Goal |
Find the line that contains "Extract all readable text from this page."; then retype it and each line after it, exactly, through the final line of the data below.

Extracted material |
►

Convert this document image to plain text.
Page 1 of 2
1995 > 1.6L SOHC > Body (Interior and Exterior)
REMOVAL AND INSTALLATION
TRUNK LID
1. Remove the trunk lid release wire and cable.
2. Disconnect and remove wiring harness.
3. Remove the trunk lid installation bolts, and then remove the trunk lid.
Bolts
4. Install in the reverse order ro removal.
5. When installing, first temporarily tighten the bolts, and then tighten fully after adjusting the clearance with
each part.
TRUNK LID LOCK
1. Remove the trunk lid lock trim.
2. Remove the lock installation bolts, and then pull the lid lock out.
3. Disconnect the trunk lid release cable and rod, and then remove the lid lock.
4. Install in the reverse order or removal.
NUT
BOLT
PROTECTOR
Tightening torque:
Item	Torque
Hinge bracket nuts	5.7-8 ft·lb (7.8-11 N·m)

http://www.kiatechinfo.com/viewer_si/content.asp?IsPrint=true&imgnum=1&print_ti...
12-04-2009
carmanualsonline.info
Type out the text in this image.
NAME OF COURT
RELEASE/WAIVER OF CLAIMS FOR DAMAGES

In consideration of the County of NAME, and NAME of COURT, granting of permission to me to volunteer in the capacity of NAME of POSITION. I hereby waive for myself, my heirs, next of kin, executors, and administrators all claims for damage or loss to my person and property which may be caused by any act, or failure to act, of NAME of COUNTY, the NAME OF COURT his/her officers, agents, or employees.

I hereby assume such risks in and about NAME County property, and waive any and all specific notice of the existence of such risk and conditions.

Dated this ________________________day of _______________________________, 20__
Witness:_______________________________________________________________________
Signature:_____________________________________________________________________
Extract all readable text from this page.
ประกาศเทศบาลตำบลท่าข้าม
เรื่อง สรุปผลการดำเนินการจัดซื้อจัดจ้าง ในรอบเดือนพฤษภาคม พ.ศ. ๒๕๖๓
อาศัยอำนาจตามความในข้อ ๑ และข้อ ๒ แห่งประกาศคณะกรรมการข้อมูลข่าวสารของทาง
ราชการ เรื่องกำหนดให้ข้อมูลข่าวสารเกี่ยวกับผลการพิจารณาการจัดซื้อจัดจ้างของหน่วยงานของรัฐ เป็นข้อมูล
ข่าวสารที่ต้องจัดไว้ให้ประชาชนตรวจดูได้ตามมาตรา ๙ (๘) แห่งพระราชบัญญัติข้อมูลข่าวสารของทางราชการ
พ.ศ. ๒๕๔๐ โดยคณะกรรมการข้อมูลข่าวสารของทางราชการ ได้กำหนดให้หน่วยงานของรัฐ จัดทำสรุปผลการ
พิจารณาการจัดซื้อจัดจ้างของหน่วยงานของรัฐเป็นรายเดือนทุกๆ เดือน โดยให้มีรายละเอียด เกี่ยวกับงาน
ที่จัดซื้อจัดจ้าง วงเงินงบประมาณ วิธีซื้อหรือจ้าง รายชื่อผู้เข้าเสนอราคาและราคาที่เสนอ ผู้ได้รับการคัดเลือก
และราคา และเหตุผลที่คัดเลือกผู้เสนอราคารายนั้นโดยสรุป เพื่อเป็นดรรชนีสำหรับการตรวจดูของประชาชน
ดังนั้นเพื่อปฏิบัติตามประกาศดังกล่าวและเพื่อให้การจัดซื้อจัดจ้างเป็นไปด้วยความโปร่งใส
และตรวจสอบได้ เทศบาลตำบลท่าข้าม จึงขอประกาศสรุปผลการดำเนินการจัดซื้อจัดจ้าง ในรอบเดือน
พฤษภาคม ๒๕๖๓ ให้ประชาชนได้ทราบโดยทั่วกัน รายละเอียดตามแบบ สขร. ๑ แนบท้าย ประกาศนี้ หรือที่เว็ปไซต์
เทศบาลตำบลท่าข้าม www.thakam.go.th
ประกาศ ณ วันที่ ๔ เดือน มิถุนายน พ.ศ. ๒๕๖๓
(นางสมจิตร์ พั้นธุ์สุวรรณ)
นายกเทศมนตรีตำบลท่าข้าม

◄

Written solution |
Extract all readable text from this page.
ประกาศเทศบาลตำบลท่าข้าม
เรื่อง สรุปผลการดำเนินการจัดซื้อจัดจ้าง ในรอบเดือนพฤษภาคม พ.ศ. ๒๕๖๓
อาศัยอำนาจตามความในข้อ ๑ และข้อ ๒ แห่งประกาศคณะกรรมการข้อมูลข่าวสารของทาง
ราชการ เรื่องกำหนดให้ข้อมูลข่าวสารเกี่ยวกับผลการพิจารณาการจัดซื้อจัดจ้างของหน่วยงานของรัฐ เป็นข้อมูล
ข่าวสารที่ต้องจัดไว้ให้ประชาชนตรวจดูได้ตามมาตรา ๙ (๘) แห่งพระราชบัญญัติข้อมูลข่าวสารของทางราชการ
พ.ศ. ๒๕๔๐ โดยคณะกรรมการข้อมูลข่าวสารของทางราชการ ได้กำหนดให้หน่วยงานของรัฐ จัดทำสรุปผลการ
พิจารณาการจัดซื้อจัดจ้างของหน่วยงานของรัฐเป็นรายเดือนทุกๆ เดือน โดยให้มีรายละเอียด เกี่ยวกับงาน
ที่จัดซื้อจัดจ้าง วงเงินงบประมาณ วิธีซื้อหรือจ้าง รายชื่อผู้เข้าเสนอราคาและราคาที่เสนอ ผู้ได้รับการคัดเลือก
และราคา และเหตุผลที่คัดเลือกผู้เสนอราคารายนั้นโดยสรุป เพื่อเป็นดรรชนีสำหรับการตรวจดูของประชาชน
ดังนั้นเพื่อปฏิบัติตามประกาศดังกล่าวและเพื่อให้การจัดซื้อจัดจ้างเป็นไปด้วยความโปร่งใส
และตรวจสอบได้ เทศบาลตำบลท่าข้าม จึงขอประกาศสรุปผลการดำเนินการจัดซื้อจัดจ้าง ในรอบเดือน
พฤษภาคม ๒๕๖๓ ให้ประชาชนได้ทราบโดยทั่วกัน รายละเอียดตามแบบ สขร. ๑ แนบท้าย ประกาศนี้ หรือที่เว็ปไซต์
เทศบาลตำบลท่าข้าม www.thakam.go.th
ประกาศ ณ วันที่ ๔ เดือน มิถุนายน พ.ศ. ๒๕๖๓
(นางสมจิตร์ พั้นธุ์สุวรรณ)
นายกเทศมนตรีตำบลท่าข้าม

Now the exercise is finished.